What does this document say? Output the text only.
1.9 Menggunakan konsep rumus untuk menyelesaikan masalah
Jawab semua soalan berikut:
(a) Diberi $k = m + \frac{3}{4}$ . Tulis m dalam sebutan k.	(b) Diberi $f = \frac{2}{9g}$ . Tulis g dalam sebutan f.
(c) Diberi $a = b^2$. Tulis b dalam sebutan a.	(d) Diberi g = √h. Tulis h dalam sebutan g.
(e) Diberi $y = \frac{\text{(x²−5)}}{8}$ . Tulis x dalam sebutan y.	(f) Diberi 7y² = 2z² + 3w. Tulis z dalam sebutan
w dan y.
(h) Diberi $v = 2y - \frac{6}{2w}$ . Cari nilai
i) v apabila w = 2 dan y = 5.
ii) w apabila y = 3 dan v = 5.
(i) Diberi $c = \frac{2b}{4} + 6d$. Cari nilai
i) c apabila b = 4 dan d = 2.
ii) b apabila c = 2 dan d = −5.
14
::::
_Your task_:
Tally the lines in the listing that hold "frac" and report the number alone.

_The completed task_:
4